▸ **Directions**
Write out the lines of the records verbatim, from the first line through the line containing "cell-num: 17. (31, 110, 124, 140)", including both.

Element position data:
=====

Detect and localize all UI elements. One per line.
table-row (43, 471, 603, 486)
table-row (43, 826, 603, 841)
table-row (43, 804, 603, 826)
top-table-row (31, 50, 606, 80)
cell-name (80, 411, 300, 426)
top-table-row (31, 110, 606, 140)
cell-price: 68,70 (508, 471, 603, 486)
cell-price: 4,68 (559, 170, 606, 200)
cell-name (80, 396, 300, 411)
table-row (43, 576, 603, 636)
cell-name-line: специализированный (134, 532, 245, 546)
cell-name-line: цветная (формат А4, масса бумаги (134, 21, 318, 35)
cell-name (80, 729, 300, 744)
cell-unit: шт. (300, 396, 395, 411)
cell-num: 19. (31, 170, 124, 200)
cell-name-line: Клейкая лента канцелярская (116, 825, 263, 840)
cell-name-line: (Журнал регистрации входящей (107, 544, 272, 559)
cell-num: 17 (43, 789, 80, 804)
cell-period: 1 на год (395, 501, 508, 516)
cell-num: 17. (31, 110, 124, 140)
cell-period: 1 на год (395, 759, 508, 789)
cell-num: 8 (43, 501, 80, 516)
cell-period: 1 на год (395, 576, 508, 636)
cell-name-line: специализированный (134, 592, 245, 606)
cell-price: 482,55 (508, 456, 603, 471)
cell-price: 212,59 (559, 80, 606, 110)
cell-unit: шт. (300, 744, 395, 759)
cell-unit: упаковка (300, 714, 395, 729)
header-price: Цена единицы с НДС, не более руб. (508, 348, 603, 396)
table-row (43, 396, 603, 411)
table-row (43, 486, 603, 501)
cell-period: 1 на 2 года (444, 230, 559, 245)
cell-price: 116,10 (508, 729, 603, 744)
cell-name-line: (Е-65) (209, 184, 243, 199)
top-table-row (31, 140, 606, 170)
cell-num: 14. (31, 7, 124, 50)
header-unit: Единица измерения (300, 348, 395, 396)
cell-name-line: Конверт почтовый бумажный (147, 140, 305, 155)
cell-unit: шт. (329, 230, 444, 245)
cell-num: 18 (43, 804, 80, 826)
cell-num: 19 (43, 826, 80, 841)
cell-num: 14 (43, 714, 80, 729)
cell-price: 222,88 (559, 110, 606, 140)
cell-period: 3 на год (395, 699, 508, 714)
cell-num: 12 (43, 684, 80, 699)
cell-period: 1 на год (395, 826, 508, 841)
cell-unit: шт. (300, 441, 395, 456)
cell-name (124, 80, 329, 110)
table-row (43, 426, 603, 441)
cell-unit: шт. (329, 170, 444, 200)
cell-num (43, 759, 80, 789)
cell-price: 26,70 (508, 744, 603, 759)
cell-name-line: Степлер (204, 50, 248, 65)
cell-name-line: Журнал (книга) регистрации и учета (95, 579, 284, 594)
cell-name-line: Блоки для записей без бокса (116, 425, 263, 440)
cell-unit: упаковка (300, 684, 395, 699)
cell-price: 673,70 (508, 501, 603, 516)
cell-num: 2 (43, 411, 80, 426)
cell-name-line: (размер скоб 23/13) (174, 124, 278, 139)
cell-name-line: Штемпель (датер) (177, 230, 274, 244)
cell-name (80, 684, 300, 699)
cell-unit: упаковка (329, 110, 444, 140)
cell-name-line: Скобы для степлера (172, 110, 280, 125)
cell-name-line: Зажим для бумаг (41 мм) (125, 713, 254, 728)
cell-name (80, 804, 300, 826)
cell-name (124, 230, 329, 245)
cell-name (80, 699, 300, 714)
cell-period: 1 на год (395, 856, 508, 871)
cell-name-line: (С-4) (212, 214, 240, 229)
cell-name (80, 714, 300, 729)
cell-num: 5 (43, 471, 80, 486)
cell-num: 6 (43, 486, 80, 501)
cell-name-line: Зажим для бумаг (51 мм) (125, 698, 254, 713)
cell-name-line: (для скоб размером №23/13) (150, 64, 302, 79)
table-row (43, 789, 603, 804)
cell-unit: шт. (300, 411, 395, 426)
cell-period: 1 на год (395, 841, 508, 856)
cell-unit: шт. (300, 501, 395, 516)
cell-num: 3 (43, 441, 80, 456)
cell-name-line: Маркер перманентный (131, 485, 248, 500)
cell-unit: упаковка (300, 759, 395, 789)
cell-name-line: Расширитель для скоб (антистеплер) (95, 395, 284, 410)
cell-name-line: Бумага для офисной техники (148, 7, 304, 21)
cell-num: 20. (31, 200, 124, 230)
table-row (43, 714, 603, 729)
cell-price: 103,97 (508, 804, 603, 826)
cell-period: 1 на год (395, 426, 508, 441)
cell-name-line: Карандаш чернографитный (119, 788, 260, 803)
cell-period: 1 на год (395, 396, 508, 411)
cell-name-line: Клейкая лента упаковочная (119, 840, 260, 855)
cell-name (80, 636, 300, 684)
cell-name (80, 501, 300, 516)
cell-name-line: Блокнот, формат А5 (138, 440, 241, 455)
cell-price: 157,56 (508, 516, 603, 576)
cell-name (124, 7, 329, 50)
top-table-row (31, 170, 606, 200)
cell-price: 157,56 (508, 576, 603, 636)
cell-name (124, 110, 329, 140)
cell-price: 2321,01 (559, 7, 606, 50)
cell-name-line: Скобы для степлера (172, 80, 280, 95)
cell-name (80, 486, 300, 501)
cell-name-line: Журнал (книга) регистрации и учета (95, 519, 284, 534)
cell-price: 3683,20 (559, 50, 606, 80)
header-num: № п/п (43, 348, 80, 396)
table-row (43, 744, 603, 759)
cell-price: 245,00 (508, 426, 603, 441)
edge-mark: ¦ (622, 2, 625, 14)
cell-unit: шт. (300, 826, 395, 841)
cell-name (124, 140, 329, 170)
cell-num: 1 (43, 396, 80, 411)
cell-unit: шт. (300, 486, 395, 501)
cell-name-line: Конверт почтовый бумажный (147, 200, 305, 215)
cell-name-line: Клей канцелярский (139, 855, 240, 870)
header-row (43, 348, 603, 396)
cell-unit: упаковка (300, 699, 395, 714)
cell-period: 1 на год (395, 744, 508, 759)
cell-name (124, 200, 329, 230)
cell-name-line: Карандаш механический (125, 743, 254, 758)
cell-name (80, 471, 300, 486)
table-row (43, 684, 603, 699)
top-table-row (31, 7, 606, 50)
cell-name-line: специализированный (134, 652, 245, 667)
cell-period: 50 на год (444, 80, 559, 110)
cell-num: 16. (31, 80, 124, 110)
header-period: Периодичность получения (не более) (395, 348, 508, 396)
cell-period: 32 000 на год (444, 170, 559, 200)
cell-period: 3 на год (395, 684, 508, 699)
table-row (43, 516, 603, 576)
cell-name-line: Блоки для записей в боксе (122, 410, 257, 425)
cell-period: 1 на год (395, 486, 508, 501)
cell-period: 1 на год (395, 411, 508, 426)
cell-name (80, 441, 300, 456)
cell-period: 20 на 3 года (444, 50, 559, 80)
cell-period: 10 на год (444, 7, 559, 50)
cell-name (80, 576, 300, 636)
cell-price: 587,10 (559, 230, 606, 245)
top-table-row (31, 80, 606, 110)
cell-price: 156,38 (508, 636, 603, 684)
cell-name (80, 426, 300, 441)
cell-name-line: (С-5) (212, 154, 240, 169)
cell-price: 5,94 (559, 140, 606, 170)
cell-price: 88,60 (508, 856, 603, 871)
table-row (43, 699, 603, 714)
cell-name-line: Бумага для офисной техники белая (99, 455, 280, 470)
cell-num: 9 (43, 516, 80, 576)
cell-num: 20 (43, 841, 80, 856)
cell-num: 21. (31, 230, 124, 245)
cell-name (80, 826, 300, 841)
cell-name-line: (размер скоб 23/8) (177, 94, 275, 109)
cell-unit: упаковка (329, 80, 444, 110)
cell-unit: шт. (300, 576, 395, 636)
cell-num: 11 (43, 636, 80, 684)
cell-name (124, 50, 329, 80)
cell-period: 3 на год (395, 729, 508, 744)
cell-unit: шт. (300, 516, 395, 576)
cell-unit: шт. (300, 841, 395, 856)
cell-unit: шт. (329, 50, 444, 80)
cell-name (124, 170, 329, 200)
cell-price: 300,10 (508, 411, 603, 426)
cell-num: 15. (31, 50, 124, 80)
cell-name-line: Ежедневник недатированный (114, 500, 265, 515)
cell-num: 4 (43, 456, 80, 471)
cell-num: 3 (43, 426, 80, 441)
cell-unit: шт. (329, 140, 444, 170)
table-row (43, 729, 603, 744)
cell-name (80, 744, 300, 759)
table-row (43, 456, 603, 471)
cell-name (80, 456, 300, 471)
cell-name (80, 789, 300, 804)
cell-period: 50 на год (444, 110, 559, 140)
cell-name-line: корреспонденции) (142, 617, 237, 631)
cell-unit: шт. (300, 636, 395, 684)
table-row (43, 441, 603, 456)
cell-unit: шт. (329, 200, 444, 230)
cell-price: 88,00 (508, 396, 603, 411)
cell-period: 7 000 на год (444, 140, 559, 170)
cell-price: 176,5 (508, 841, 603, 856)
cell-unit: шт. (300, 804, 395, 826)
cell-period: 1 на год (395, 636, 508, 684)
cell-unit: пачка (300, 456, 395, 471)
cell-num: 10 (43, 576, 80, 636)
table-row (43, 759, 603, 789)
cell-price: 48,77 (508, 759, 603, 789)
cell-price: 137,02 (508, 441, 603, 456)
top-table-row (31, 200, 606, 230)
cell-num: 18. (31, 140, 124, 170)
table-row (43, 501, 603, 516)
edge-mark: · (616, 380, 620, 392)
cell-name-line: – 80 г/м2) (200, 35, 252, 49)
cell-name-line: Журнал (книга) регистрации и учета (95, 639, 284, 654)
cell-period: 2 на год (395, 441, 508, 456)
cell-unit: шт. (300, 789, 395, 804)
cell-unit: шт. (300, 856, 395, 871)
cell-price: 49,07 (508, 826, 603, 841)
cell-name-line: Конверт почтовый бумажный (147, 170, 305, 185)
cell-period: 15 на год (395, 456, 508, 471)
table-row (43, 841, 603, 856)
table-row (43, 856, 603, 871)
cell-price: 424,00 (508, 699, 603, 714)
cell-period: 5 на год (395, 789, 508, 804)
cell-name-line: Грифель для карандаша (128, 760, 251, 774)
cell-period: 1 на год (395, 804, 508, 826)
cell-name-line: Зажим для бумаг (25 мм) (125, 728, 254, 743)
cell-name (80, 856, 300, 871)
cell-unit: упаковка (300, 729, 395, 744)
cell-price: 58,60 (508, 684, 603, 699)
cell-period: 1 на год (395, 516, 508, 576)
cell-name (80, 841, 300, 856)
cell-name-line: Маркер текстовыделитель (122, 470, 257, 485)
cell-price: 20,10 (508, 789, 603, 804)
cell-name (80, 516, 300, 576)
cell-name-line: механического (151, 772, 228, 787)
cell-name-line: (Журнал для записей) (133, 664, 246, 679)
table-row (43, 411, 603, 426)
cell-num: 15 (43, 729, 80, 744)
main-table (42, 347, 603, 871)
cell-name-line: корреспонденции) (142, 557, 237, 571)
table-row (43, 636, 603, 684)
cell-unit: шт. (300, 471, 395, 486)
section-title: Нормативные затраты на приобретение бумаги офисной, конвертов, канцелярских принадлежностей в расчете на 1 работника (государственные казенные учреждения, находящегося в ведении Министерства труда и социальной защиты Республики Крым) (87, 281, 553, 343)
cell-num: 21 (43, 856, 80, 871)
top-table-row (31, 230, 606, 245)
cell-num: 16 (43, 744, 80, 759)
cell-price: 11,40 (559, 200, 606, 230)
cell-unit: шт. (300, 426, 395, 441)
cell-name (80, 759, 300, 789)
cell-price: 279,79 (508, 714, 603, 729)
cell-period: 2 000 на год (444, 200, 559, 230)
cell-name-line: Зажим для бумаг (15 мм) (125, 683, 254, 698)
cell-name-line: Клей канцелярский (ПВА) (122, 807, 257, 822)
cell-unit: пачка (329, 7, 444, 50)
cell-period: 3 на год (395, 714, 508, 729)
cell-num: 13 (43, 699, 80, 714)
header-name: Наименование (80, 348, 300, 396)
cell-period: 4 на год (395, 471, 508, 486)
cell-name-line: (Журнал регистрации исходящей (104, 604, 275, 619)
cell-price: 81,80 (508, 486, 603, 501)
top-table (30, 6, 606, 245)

=====

▸ **Written response**
Detect and localize all UI elements. One per line.
table-row (43, 471, 603, 486)
table-row (43, 826, 603, 841)
table-row (43, 804, 603, 826)
top-table-row (31, 50, 606, 80)
cell-name (80, 411, 300, 426)
top-table-row (31, 110, 606, 140)
cell-price: 68,70 (508, 471, 603, 486)
cell-price: 4,68 (559, 170, 606, 200)
cell-name (80, 396, 300, 411)
table-row (43, 576, 603, 636)
cell-name-line: специализированный (134, 532, 245, 546)
cell-name-line: цветная (формат А4, масса бумаги (134, 21, 318, 35)
cell-name (80, 729, 300, 744)
cell-unit: шт. (300, 396, 395, 411)
cell-num: 19. (31, 170, 124, 200)
cell-name-line: Клейкая лента канцелярская (116, 825, 263, 840)
cell-name-line: (Журнал регистрации входящей (107, 544, 272, 559)
cell-num: 17 (43, 789, 80, 804)
cell-period: 1 на год (395, 501, 508, 516)
cell-num: 17. (31, 110, 124, 140)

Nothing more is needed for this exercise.